What the exercise asks. From the entries below, pull out each line where "licensed" appears.

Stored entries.
────
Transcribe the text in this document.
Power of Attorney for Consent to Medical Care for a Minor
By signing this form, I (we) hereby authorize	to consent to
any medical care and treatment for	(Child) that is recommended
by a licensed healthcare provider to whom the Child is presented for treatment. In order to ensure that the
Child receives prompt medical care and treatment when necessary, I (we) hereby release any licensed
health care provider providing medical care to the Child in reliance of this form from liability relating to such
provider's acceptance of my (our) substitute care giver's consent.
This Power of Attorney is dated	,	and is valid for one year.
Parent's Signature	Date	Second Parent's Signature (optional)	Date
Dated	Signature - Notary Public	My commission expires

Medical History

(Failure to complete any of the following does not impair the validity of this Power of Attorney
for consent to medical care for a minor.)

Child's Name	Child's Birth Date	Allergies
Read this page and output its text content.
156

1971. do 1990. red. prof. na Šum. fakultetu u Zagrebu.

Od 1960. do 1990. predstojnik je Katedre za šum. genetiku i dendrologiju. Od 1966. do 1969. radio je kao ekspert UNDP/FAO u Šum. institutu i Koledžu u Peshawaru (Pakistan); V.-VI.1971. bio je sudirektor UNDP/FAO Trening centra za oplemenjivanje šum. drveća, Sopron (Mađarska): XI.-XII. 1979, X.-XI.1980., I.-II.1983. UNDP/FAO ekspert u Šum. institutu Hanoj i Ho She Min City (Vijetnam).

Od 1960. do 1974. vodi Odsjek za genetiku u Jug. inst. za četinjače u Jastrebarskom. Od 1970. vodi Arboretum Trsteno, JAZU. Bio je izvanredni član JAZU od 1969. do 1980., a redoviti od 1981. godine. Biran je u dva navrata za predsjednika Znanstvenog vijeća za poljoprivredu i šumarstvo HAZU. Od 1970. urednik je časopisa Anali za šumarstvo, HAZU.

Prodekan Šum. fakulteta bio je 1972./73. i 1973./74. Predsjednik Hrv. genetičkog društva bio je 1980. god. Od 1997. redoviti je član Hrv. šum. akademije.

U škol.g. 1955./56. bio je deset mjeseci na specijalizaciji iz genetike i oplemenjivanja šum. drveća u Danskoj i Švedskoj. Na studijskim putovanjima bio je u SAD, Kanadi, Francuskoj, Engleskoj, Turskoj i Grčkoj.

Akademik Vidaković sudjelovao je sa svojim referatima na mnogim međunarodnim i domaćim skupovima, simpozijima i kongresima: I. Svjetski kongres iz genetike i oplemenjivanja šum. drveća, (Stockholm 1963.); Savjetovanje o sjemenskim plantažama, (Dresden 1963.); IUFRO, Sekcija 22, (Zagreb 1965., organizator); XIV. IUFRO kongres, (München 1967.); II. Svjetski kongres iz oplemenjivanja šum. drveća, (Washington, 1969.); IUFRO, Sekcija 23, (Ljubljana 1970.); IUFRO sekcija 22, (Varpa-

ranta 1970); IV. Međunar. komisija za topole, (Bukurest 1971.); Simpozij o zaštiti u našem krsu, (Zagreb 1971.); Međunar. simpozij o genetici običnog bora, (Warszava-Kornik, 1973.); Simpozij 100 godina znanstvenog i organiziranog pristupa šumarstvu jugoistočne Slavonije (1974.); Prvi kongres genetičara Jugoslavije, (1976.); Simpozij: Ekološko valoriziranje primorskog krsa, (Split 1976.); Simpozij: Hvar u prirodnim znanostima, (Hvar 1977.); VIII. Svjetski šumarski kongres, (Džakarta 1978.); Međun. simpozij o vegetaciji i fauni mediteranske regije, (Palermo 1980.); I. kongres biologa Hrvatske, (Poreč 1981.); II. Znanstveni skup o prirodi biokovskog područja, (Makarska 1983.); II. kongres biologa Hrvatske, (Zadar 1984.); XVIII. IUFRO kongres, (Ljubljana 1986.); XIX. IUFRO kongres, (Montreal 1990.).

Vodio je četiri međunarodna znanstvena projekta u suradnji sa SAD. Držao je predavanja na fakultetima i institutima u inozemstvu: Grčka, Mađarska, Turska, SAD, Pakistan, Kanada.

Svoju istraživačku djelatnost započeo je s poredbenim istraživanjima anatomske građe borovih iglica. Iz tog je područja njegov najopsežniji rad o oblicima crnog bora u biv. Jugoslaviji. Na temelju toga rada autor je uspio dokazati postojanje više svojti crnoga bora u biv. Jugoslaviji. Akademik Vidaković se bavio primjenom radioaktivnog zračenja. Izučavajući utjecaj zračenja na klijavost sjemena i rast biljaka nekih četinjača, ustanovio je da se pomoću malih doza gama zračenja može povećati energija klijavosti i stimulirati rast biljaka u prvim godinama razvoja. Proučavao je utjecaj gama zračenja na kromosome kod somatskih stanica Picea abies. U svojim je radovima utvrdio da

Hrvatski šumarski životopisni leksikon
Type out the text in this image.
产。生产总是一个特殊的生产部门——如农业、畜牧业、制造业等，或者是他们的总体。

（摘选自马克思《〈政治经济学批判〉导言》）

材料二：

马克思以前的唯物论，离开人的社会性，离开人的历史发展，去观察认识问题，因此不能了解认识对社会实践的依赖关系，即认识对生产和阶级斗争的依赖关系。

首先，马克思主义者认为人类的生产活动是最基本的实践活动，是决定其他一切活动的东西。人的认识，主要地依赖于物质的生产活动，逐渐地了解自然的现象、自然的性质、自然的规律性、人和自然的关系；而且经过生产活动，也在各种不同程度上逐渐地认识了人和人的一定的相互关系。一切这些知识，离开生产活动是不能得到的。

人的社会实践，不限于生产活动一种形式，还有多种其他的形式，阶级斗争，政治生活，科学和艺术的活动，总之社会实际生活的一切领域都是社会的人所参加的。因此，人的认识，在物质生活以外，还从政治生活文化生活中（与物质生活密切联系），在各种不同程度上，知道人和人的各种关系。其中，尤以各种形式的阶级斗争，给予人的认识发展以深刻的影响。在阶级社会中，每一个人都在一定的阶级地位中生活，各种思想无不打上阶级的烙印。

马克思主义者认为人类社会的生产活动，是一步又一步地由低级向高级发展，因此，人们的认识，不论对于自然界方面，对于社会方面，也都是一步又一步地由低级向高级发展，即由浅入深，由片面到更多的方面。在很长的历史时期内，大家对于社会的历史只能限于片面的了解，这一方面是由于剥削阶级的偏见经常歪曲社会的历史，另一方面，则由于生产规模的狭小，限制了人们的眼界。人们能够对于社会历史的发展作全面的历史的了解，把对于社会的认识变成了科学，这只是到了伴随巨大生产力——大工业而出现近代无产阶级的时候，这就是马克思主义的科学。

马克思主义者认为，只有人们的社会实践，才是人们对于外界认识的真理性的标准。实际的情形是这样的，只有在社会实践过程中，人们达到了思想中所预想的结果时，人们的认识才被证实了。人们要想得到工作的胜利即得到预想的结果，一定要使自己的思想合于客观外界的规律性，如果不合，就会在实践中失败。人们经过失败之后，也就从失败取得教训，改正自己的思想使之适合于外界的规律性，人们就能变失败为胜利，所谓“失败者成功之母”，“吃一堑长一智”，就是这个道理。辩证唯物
────
The output.
by a licensed healthcare provider to whom the Child is presented for treatment. In order to ensure that the
Child receives prompt medical care and treatment when necessary, I (we) hereby release any licensed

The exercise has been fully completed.